<<<<

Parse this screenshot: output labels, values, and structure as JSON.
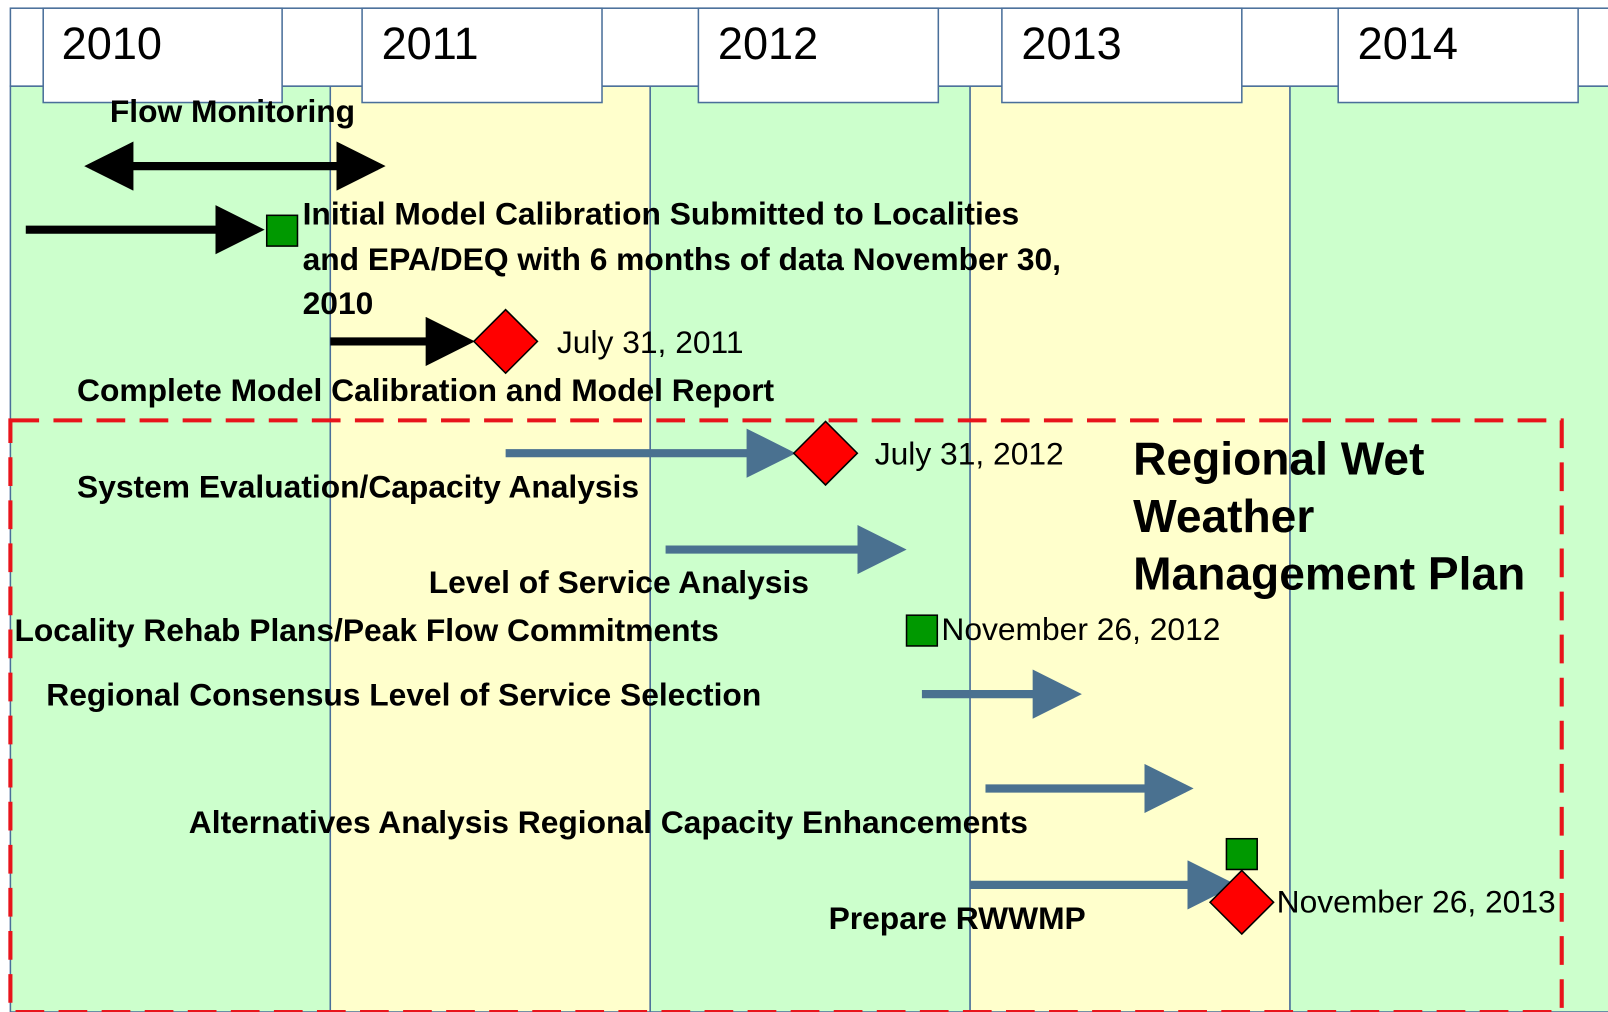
{
  "years": [
    "2010",
    "2011",
    "2012",
    "2013",
    "2014"
  ],
  "activities": [
    {
      "label": "Flow Monitoring"
    },
    {
      "label": [
        "Initial Model Calibration Submitted to Localities",
        "and EPA/DEQ with 6 months of data November 30,",
        "2010"
      ]
    },
    {
      "label": "Complete Model Calibration and Model Report",
      "date": "July 31, 2011"
    },
    {
      "label": "System Evaluation/Capacity Analysis",
      "date": "July 31, 2012"
    },
    {
      "label": "Level of Service Analysis"
    },
    {
      "label": "Locality Rehab Plans/Peak Flow Commitments",
      "date": "November 26, 2012"
    },
    {
      "label": "Regional Consensus Level of Service Selection"
    },
    {
      "label": "Alternatives Analysis Regional Capacity Enhancements"
    },
    {
      "label": "Prepare RWWMP",
      "date": "November 26, 2013"
    }
  ],
  "region": {
    "label": [
      "Regional Wet",
      "Weather",
      "Management Plan"
    ]
  }
}
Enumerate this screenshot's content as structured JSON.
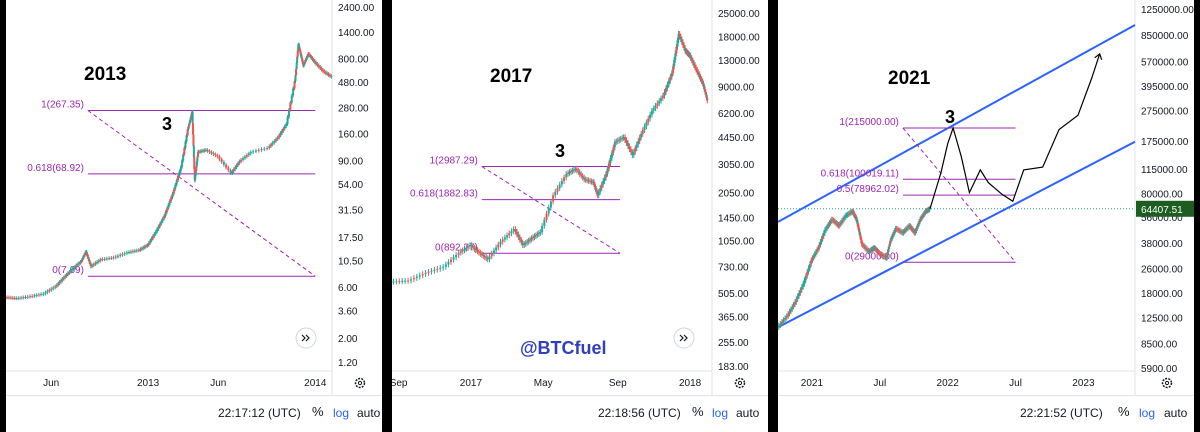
{
  "chart_data": [
    {
      "type": "line",
      "year_label": "2013",
      "wave_label": "3",
      "log_scale": true,
      "y_ticks": [
        1.2,
        2.0,
        3.6,
        6.0,
        10.5,
        17.5,
        31.5,
        54.0,
        90.0,
        160.0,
        280.0,
        480.0,
        800.0,
        1400.0,
        2400.0
      ],
      "y_tick_labels": [
        "1.20",
        "2.00",
        "3.60",
        "6.00",
        "10.50",
        "17.50",
        "31.50",
        "54.00",
        "90.00",
        "160.00",
        "280.00",
        "480.00",
        "800.00",
        "1400.00",
        "2400.00"
      ],
      "x_ticks": [
        {
          "label": "Jun",
          "x": 2012.42
        },
        {
          "label": "2013",
          "x": 2013.0
        },
        {
          "label": "Jun",
          "x": 2013.42
        },
        {
          "label": "2014",
          "x": 2014.0
        }
      ],
      "xlim": [
        2012.15,
        2014.1
      ],
      "fib_levels": [
        {
          "label": "1(267.35)",
          "value": 267.35
        },
        {
          "label": "0.618(68.92)",
          "value": 68.92
        },
        {
          "label": "0(7.69)",
          "value": 7.69
        }
      ],
      "fib_x_range": [
        2012.64,
        2014.0
      ],
      "retrace_line": {
        "from": [
          2012.64,
          267.35
        ],
        "to": [
          2014.0,
          7.69
        ]
      },
      "price_path": [
        [
          2012.15,
          4.9
        ],
        [
          2012.22,
          4.8
        ],
        [
          2012.3,
          5.0
        ],
        [
          2012.38,
          5.3
        ],
        [
          2012.45,
          6.2
        ],
        [
          2012.5,
          7.5
        ],
        [
          2012.55,
          9.0
        ],
        [
          2012.6,
          10.5
        ],
        [
          2012.63,
          13.0
        ],
        [
          2012.66,
          9.5
        ],
        [
          2012.72,
          11.0
        ],
        [
          2012.8,
          11.5
        ],
        [
          2012.88,
          12.8
        ],
        [
          2012.95,
          13.5
        ],
        [
          2013.0,
          15.0
        ],
        [
          2013.05,
          20
        ],
        [
          2013.1,
          28
        ],
        [
          2013.15,
          45
        ],
        [
          2013.2,
          80
        ],
        [
          2013.24,
          180
        ],
        [
          2013.265,
          260
        ],
        [
          2013.28,
          60
        ],
        [
          2013.3,
          110
        ],
        [
          2013.35,
          115
        ],
        [
          2013.42,
          100
        ],
        [
          2013.5,
          70
        ],
        [
          2013.55,
          90
        ],
        [
          2013.62,
          110
        ],
        [
          2013.72,
          120
        ],
        [
          2013.78,
          150
        ],
        [
          2013.83,
          200
        ],
        [
          2013.88,
          500
        ],
        [
          2013.9,
          1100
        ],
        [
          2013.93,
          700
        ],
        [
          2013.96,
          900
        ],
        [
          2014.0,
          750
        ],
        [
          2014.05,
          620
        ],
        [
          2014.1,
          550
        ]
      ],
      "time": "22:17:12 (UTC)"
    },
    {
      "type": "line",
      "year_label": "2017",
      "wave_label": "3",
      "log_scale": true,
      "y_ticks": [
        183,
        255,
        365,
        505,
        730,
        1050,
        1450,
        2050,
        3050,
        4450,
        6200,
        9000,
        13000,
        18000,
        25000
      ],
      "y_tick_labels": [
        "183.00",
        "255.00",
        "365.00",
        "505.00",
        "730.00",
        "1050.00",
        "1450.00",
        "2050.00",
        "3050.00",
        "4450.00",
        "6200.00",
        "9000.00",
        "13000.00",
        "18000.00",
        "25000.00"
      ],
      "x_ticks": [
        {
          "label": "Sep",
          "x": 2016.67
        },
        {
          "label": "2017",
          "x": 2017.0
        },
        {
          "label": "May",
          "x": 2017.33
        },
        {
          "label": "Sep",
          "x": 2017.67
        },
        {
          "label": "2018",
          "x": 2018.0
        }
      ],
      "xlim": [
        2016.64,
        2018.1
      ],
      "fib_levels": [
        {
          "label": "1(2987.29)",
          "value": 2987.29
        },
        {
          "label": "0.618(1882.83)",
          "value": 1882.83
        },
        {
          "label": "0(892.27)",
          "value": 892.27
        }
      ],
      "fib_x_range": [
        2017.05,
        2017.68
      ],
      "retrace_line": {
        "from": [
          2017.05,
          2987.29
        ],
        "to": [
          2017.68,
          892.27
        ]
      },
      "price_path": [
        [
          2016.64,
          600
        ],
        [
          2016.72,
          610
        ],
        [
          2016.8,
          680
        ],
        [
          2016.88,
          740
        ],
        [
          2016.95,
          900
        ],
        [
          2017.0,
          1000
        ],
        [
          2017.04,
          900
        ],
        [
          2017.08,
          820
        ],
        [
          2017.14,
          1050
        ],
        [
          2017.2,
          1250
        ],
        [
          2017.24,
          1000
        ],
        [
          2017.28,
          1100
        ],
        [
          2017.32,
          1200
        ],
        [
          2017.38,
          2000
        ],
        [
          2017.44,
          2700
        ],
        [
          2017.48,
          2900
        ],
        [
          2017.52,
          2500
        ],
        [
          2017.56,
          2400
        ],
        [
          2017.58,
          2000
        ],
        [
          2017.62,
          2700
        ],
        [
          2017.66,
          4200
        ],
        [
          2017.7,
          4500
        ],
        [
          2017.74,
          3500
        ],
        [
          2017.78,
          4700
        ],
        [
          2017.83,
          6500
        ],
        [
          2017.88,
          8000
        ],
        [
          2017.92,
          11000
        ],
        [
          2017.95,
          19000
        ],
        [
          2017.98,
          15000
        ],
        [
          2018.0,
          14000
        ],
        [
          2018.03,
          11500
        ],
        [
          2018.06,
          9500
        ],
        [
          2018.08,
          7500
        ]
      ],
      "time": "22:18:56 (UTC)",
      "credit": "@BTCfuel"
    },
    {
      "type": "line",
      "year_label": "2021",
      "wave_label": "3",
      "log_scale": true,
      "y_ticks": [
        5900,
        8500,
        12500,
        18000,
        26000,
        38000,
        56000,
        80000,
        115000,
        175000,
        275000,
        395000,
        570000,
        850000,
        1250000
      ],
      "y_tick_labels": [
        "5900.00",
        "8500.00",
        "12500.00",
        "18000.00",
        "26000.00",
        "38000.00",
        "56000.00",
        "80000.00",
        "115000.00",
        "175000.00",
        "275000.00",
        "395000.00",
        "570000.00",
        "850000.00",
        "1250000.00"
      ],
      "x_ticks": [
        {
          "label": "2021",
          "x": 2021.0
        },
        {
          "label": "Jul",
          "x": 2021.5
        },
        {
          "label": "2022",
          "x": 2022.0
        },
        {
          "label": "Jul",
          "x": 2022.5
        },
        {
          "label": "2023",
          "x": 2023.0
        }
      ],
      "xlim": [
        2020.75,
        2023.38
      ],
      "fib_levels": [
        {
          "label": "1(215000.00)",
          "value": 215000
        },
        {
          "label": "0.618(100019.11)",
          "value": 100019.11
        },
        {
          "label": "0.5(78962.02)",
          "value": 78962.02
        },
        {
          "label": "0(29000.00)",
          "value": 29000
        }
      ],
      "fib_x_range": [
        2021.67,
        2022.5
      ],
      "retrace_line": {
        "from": [
          2021.67,
          215000
        ],
        "to": [
          2022.5,
          29000
        ]
      },
      "channel_lines": [
        {
          "from": [
            2020.75,
            53000
          ],
          "to": [
            2023.38,
            1000000
          ]
        },
        {
          "from": [
            2020.75,
            11000
          ],
          "to": [
            2023.38,
            175000
          ]
        }
      ],
      "price_path": [
        [
          2020.75,
          11000
        ],
        [
          2020.82,
          13000
        ],
        [
          2020.88,
          16000
        ],
        [
          2020.94,
          21000
        ],
        [
          2021.0,
          30000
        ],
        [
          2021.05,
          36000
        ],
        [
          2021.1,
          47000
        ],
        [
          2021.15,
          55000
        ],
        [
          2021.2,
          50000
        ],
        [
          2021.25,
          58000
        ],
        [
          2021.3,
          62000
        ],
        [
          2021.33,
          55000
        ],
        [
          2021.37,
          38000
        ],
        [
          2021.42,
          34000
        ],
        [
          2021.46,
          36000
        ],
        [
          2021.5,
          33000
        ],
        [
          2021.55,
          31000
        ],
        [
          2021.58,
          40000
        ],
        [
          2021.62,
          48000
        ],
        [
          2021.67,
          45000
        ],
        [
          2021.72,
          50000
        ],
        [
          2021.76,
          45000
        ],
        [
          2021.8,
          55000
        ],
        [
          2021.84,
          62000
        ],
        [
          2021.87,
          64407.51
        ]
      ],
      "projection_path": [
        [
          2021.87,
          64407.51
        ],
        [
          2021.95,
          110000
        ],
        [
          2022.0,
          170000
        ],
        [
          2022.04,
          215000
        ],
        [
          2022.1,
          140000
        ],
        [
          2022.16,
          82000
        ],
        [
          2022.24,
          115000
        ],
        [
          2022.3,
          95000
        ],
        [
          2022.4,
          80000
        ],
        [
          2022.48,
          72000
        ],
        [
          2022.56,
          115000
        ],
        [
          2022.7,
          120000
        ],
        [
          2022.82,
          210000
        ],
        [
          2022.96,
          260000
        ],
        [
          2023.06,
          450000
        ],
        [
          2023.12,
          650000
        ]
      ],
      "current_price": "64407.51",
      "time": "22:21:52 (UTC)"
    }
  ],
  "footer": {
    "percent": "%",
    "log": "log",
    "auto": "auto"
  },
  "colors": {
    "up": "#26a69a",
    "down": "#ef5350",
    "fib": "#9c27b0",
    "channel": "#2962ff",
    "pricebox": "#1b5e20",
    "credit": "#2f3fbe"
  }
}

>>>>

### [TASK DIRECTIONS]
Collect the complete line wherever the string "JSON" appears in the records.

### [FULL ANSWER]
Parse this screenshot: output labels, values, and structure as JSON.
Enumerate this screenshot's content as structured JSON.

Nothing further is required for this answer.